## TÂCHE À RÉALISER
Les trois affirmations suivantes concordent-elles avec l'extrait ci-dessous ? Répondez par oui ou non à chacune, en citant les mots décisifs de l'extrait.
1. Elle s'entraîne désormais cinq fois par semaine.
2. En juillet, elle a assisté à un tournoi de beach volley à Gstaad.
3. La compétition ne lui manque pas du tout.

## EXTRAIT À LIRE
------------------------------------------------

La compétition te manque?

Un peu, mais en même temps, je suis contente que mon quotidien soit différent actuellement. Je continue à m’entraîner, mais sans la pression des compétitions. D’habitude, tout tourne toujours autour de ces dernières, des entraînements et du repos, nécessaire avant ou après. Cette partie fatigante n’est pas présente maintenant.

Qu’est-ce que cela signifie?

Quand il y a une fête d’anniversaire, je peux maintenant manger du gâteau (elle rit). J’ai beaucoup plus de temps et d’énergie pour les choses qui ne sont habituellement pas possibles: me rendre à d’autres évènements sportifs, par exemple. En juillet, je suis allée assister à un tournoi de beach volley, à Gstaad, et j’ai soutenu notre équipe nationale de football, au stade. J’apprécie aussi de pouvoir simplement prendre des vacances en Sardaigne et de ne pas avoir d’entraînement pendant une semaine entière.

Mais tu continues à t’entraîner régulièrement?

Oui, quatre fois par semaine au lieu de cinq et évidemment de manière moins intensive. Il s’agit maintenant plutôt de préserver la base, afin que je puisse revenir rapidement, l’année prochaine. J’aime bouger et cela fait aussi du bien au bébé, puisque tout se passe si bien jusqu’à maintenant.

Et quand l’enfant sera là, tu sais déjà comment tu vas gérer?

------------------------------------------------

Données sources

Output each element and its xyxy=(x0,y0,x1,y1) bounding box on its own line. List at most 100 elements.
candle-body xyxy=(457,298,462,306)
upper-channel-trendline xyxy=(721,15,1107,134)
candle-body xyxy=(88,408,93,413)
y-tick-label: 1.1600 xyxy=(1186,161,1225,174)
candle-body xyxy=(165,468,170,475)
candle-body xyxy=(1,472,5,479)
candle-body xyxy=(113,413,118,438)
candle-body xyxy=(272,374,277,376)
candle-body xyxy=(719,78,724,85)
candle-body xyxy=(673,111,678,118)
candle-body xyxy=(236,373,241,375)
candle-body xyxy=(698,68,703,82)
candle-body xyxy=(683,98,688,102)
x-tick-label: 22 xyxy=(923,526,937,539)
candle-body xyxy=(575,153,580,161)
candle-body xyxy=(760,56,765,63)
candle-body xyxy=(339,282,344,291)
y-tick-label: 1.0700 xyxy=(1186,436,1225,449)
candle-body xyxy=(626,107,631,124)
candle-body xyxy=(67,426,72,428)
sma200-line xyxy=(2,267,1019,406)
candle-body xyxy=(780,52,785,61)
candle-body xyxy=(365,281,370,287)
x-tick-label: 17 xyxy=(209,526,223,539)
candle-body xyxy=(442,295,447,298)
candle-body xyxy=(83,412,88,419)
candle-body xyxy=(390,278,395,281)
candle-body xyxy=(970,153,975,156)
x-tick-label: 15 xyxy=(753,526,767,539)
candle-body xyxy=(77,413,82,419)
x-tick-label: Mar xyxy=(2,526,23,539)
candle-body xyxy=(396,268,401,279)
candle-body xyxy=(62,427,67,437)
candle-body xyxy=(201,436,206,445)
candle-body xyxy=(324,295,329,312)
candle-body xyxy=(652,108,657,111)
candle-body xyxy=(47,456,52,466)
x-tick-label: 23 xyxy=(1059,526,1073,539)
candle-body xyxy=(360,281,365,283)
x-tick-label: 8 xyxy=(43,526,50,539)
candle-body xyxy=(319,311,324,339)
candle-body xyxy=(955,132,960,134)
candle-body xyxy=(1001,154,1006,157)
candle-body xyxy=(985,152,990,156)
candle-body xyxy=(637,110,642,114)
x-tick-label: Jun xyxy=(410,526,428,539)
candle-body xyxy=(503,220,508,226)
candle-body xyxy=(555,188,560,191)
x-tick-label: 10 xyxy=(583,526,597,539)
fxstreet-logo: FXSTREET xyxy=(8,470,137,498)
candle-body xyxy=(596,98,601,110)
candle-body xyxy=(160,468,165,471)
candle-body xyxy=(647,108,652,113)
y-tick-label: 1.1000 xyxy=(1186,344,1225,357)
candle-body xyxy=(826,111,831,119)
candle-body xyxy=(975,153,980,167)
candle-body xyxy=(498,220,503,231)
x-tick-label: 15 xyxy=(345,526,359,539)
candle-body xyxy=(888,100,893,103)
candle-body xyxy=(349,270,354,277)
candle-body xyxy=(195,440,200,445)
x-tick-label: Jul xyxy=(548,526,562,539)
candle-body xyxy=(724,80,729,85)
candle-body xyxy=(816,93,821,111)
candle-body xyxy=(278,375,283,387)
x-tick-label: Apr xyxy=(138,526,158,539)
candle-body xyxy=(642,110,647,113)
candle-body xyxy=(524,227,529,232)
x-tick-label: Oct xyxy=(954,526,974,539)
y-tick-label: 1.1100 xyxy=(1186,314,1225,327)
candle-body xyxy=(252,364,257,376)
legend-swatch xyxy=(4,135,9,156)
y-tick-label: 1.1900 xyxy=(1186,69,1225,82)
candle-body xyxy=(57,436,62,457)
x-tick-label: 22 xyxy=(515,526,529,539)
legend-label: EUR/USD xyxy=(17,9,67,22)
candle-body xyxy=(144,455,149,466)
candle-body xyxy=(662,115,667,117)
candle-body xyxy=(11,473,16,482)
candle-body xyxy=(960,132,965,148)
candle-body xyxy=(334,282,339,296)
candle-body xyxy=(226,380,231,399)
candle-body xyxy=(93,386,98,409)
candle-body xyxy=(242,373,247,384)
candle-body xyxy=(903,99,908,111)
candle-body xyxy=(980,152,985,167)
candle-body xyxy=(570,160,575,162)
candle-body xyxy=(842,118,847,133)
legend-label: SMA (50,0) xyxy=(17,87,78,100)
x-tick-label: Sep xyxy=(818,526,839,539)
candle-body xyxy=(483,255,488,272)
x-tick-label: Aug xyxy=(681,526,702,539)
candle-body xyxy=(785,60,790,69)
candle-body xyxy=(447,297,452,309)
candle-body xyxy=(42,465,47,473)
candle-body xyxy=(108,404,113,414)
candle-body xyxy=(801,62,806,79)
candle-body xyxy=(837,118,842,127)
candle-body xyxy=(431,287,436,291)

------------------------------------------------

## RÉPONSE RÉDIGÉE
1. Non : « quatre fois par semaine au lieu de cinq ».
2. Oui : « En juillet, je suis allée assister à un tournoi de beach volley, à Gstaad ».
3. Non : « Un peu ».